** Start of Extracted material **

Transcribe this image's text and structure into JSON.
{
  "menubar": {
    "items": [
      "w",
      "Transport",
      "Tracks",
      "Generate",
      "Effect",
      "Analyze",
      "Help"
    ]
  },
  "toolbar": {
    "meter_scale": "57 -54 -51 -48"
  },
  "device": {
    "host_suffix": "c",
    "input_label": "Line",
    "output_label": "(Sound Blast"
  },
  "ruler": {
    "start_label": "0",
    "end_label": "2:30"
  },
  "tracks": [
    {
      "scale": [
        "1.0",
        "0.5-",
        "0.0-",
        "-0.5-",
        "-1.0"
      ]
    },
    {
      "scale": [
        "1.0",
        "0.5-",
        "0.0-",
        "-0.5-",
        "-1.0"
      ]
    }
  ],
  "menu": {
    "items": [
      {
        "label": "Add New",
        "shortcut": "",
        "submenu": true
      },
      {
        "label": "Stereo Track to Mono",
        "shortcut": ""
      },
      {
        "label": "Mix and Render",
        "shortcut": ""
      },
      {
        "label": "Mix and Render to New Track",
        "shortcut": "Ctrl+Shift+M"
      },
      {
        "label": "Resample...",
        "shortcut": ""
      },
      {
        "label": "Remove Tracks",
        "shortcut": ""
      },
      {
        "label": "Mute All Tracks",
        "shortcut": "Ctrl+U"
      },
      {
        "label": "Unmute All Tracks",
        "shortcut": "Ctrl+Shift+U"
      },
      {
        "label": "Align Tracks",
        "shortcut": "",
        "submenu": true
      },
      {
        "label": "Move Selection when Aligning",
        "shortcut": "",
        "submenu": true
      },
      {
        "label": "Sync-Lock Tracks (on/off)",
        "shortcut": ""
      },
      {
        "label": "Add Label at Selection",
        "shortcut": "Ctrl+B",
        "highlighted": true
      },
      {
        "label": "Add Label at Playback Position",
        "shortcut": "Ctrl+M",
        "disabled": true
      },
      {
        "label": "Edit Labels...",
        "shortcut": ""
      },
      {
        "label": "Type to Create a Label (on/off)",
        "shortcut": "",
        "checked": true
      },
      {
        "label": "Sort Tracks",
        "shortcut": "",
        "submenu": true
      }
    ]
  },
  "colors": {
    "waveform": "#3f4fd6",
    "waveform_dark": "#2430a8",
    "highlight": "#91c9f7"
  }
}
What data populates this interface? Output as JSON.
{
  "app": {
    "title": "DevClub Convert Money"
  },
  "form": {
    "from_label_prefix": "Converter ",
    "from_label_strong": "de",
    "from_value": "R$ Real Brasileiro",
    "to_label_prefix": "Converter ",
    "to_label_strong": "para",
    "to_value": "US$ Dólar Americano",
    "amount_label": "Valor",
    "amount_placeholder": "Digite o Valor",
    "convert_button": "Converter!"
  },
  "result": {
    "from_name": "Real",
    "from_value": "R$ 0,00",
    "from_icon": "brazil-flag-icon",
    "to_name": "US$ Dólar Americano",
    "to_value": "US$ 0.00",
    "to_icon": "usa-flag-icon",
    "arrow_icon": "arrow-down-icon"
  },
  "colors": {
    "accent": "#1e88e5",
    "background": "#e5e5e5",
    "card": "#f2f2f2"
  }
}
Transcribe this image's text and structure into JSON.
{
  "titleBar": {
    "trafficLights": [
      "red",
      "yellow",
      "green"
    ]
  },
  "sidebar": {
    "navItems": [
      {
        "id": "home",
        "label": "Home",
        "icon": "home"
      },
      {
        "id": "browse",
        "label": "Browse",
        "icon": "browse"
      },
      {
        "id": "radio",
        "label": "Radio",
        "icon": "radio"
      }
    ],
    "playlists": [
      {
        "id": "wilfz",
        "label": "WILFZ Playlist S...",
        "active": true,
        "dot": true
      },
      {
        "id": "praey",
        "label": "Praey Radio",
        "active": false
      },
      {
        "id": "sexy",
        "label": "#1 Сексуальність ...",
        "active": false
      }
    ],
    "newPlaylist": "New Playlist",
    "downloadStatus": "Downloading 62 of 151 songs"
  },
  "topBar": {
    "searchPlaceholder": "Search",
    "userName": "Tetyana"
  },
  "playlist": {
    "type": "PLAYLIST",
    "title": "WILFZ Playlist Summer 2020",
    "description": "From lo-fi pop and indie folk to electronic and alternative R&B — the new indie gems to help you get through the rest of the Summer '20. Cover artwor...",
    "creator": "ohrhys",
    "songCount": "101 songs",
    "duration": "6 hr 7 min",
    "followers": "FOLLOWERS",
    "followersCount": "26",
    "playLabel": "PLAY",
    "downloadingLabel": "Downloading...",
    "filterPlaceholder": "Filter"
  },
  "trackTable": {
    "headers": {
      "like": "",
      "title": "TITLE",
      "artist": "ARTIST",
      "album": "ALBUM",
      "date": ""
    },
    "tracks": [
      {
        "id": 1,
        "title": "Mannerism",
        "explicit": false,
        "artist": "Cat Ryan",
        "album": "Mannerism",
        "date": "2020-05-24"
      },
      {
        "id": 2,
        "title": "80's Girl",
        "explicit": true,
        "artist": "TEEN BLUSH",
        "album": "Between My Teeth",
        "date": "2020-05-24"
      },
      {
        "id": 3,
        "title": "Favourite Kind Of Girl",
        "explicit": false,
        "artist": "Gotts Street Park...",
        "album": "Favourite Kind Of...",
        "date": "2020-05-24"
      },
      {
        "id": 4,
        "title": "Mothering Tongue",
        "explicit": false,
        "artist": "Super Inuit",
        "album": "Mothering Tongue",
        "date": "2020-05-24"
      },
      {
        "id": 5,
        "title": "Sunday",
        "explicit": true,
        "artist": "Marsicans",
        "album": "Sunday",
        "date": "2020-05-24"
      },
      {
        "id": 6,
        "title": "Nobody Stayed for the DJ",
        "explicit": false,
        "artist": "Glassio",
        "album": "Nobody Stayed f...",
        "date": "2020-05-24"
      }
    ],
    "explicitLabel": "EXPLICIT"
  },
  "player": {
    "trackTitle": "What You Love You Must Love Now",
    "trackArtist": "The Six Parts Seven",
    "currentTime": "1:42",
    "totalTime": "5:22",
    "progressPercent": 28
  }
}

** End of Extracted material **

▶ What you have to do:
All of the lines above must be returned exactly.

▶ Final result:
Transcribe this image's text and structure into JSON.
{
  "menubar": {
    "items": [
      "w",
      "Transport",
      "Tracks",
      "Generate",
      "Effect",
      "Analyze",
      "Help"
    ]
  },
  "toolbar": {
    "meter_scale": "57 -54 -51 -48"
  },
  "device": {
    "host_suffix": "c",
    "input_label": "Line",
    "output_label": "(Sound Blast"
  },
  "ruler": {
    "start_label": "0",
    "end_label": "2:30"
  },
  "tracks": [
    {
      "scale": [
        "1.0",
        "0.5-",
        "0.0-",
        "-0.5-",
        "-1.0"
      ]
    },
    {
      "scale": [
        "1.0",
        "0.5-",
        "0.0-",
        "-0.5-",
        "-1.0"
      ]
    }
  ],
  "menu": {
    "items": [
      {
        "label": "Add New",
        "shortcut": "",
        "submenu": true
      },
      {
        "label": "Stereo Track to Mono",
        "shortcut": ""
      },
      {
        "label": "Mix and Render",
        "shortcut": ""
      },
      {
        "label": "Mix and Render to New Track",
        "shortcut": "Ctrl+Shift+M"
      },
      {
        "label": "Resample...",
        "shortcut": ""
      },
      {
        "label": "Remove Tracks",
        "shortcut": ""
      },
      {
        "label": "Mute All Tracks",
        "shortcut": "Ctrl+U"
      },
      {
        "label": "Unmute All Tracks",
        "shortcut": "Ctrl+Shift+U"
      },
      {
        "label": "Align Tracks",
        "shortcut": "",
        "submenu": true
      },
      {
        "label": "Move Selection when Aligning",
        "shortcut": "",
        "submenu": true
      },
      {
        "label": "Sync-Lock Tracks (on/off)",
        "shortcut": ""
      },
      {
        "label": "Add Label at Selection",
        "shortcut": "Ctrl+B",
        "highlighted": true
      },
      {
        "label": "Add Label at Playback Position",
        "shortcut": "Ctrl+M",
        "disabled": true
      },
      {
        "label": "Edit Labels...",
        "shortcut": ""
      },
      {
        "label": "Type to Create a Label (on/off)",
        "shortcut": "",
        "checked": true
      },
      {
        "label": "Sort Tracks",
        "shortcut": "",
        "submenu": true
      }
    ]
  },
  "colors": {
    "waveform": "#3f4fd6",
    "waveform_dark": "#2430a8",
    "highlight": "#91c9f7"
  }
}
What data populates this interface? Output as JSON.
{
  "app": {
    "title": "DevClub Convert Money"
  },
  "form": {
    "from_label_prefix": "Converter ",
    "from_label_strong": "de",
    "from_value": "R$ Real Brasileiro",
    "to_label_prefix": "Converter ",
    "to_label_strong": "para",
    "to_value": "US$ Dólar Americano",
    "amount_label": "Valor",
    "amount_placeholder": "Digite o Valor",
    "convert_button": "Converter!"
  },
  "result": {
    "from_name": "Real",
    "from_value": "R$ 0,00",
    "from_icon": "brazil-flag-icon",
    "to_name": "US$ Dólar Americano",
    "to_value": "US$ 0.00",
    "to_icon": "usa-flag-icon",
    "arrow_icon": "arrow-down-icon"
  },
  "colors": {
    "accent": "#1e88e5",
    "background": "#e5e5e5",
    "card": "#f2f2f2"
  }
}
Transcribe this image's text and structure into JSON.
{
  "titleBar": {
    "trafficLights": [
      "red",
      "yellow",
      "green"
    ]
  },
  "sidebar": {
    "navItems": [
      {
        "id": "home",
        "label": "Home",
        "icon": "home"
      },
      {
        "id": "browse",
        "label": "Browse",
        "icon": "browse"
      },
      {
        "id": "radio",
        "label": "Radio",
        "icon": "radio"
      }
    ],
    "playlists": [
      {
        "id": "wilfz",
        "label": "WILFZ Playlist S...",
        "active": true,
        "dot": true
      },
      {
        "id": "praey",
        "label": "Praey Radio",
        "active": false
      },
      {
        "id": "sexy",
        "label": "#1 Сексуальність ...",
        "active": false
      }
    ],
    "newPlaylist": "New Playlist",
    "downloadStatus": "Downloading 62 of 151 songs"
  },
  "topBar": {
    "searchPlaceholder": "Search",
    "userName": "Tetyana"
  },
  "playlist": {
    "type": "PLAYLIST",
    "title": "WILFZ Playlist Summer 2020",
    "description": "From lo-fi pop and indie folk to electronic and alternative R&B — the new indie gems to help you get through the rest of the Summer '20. Cover artwor...",
    "creator": "ohrhys",
    "songCount": "101 songs",
    "duration": "6 hr 7 min",
    "followers": "FOLLOWERS",
    "followersCount": "26",
    "playLabel": "PLAY",
    "downloadingLabel": "Downloading...",
    "filterPlaceholder": "Filter"
  },
  "trackTable": {
    "headers": {
      "like": "",
      "title": "TITLE",
      "artist": "ARTIST",
      "album": "ALBUM",
      "date": ""
    },
    "tracks": [
      {
        "id": 1,
        "title": "Mannerism",
        "explicit": false,
        "artist": "Cat Ryan",
        "album": "Mannerism",
        "date": "2020-05-24"
      },
      {
        "id": 2,
        "title": "80's Girl",
        "explicit": true,
        "artist": "TEEN BLUSH",
        "album": "Between My Teeth",
        "date": "2020-05-24"
      },
      {
        "id": 3,
        "title": "Favourite Kind Of Girl",
        "explicit": false,
        "artist": "Gotts Street Park...",
        "album": "Favourite Kind Of...",
        "date": "2020-05-24"
      },
      {
        "id": 4,
        "title": "Mothering Tongue",
        "explicit": false,
        "artist": "Super Inuit",
        "album": "Mothering Tongue",
        "date": "2020-05-24"
      },
      {
        "id": 5,
        "title": "Sunday",
        "explicit": true,
        "artist": "Marsicans",
        "album": "Sunday",
        "date": "2020-05-24"
      },
      {
        "id": 6,
        "title": "Nobody Stayed for the DJ",
        "explicit": false,
        "artist": "Glassio",
        "album": "Nobody Stayed f...",
        "date": "2020-05-24"
      }
    ],
    "explicitLabel": "EXPLICIT"
  },
  "player": {
    "trackTitle": "What You Love You Must Love Now",
    "trackArtist": "The Six Parts Seven",
    "currentTime": "1:42",
    "totalTime": "5:22",
    "progressPercent": 28
  }
}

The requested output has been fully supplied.